### Task inputs
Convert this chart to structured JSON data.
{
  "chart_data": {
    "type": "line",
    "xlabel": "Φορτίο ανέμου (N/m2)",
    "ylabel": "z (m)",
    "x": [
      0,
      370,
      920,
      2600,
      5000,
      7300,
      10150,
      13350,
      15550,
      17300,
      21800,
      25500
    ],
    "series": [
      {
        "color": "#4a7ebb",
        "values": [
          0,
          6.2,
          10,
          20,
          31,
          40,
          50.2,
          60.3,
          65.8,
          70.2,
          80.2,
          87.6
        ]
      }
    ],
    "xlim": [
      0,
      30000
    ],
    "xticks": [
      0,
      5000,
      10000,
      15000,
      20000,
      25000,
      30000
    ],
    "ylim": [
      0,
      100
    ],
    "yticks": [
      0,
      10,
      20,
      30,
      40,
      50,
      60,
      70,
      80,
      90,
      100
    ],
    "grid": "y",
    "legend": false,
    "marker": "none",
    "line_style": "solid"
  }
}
######
Reproduce the records above exactly as they appear.

Convert this chart to structured JSON data.
{
  "chart_data": {
    "type": "line",
    "xlabel": "Φορτίο ανέμου (N/m2)",
    "ylabel": "z (m)",
    "x": [
      0,
      370,
      920,
      2600,
      5000,
      7300,
      10150,
      13350,
      15550,
      17300,
      21800,
      25500
    ],
    "series": [
      {
        "color": "#4a7ebb",
        "values": [
          0,
          6.2,
          10,
          20,
          31,
          40,
          50.2,
          60.3,
          65.8,
          70.2,
          80.2,
          87.6
        ]
      }
    ],
    "xlim": [
      0,
      30000
    ],
    "xticks": [
      0,
      5000,
      10000,
      15000,
      20000,
      25000,
      30000
    ],
    "ylim": [
      0,
      100
    ],
    "yticks": [
      0,
      10,
      20,
      30,
      40,
      50,
      60,
      70,
      80,
      90,
      100
    ],
    "grid": "y",
    "legend": false,
    "marker": "none",
    "line_style": "solid"
  }
}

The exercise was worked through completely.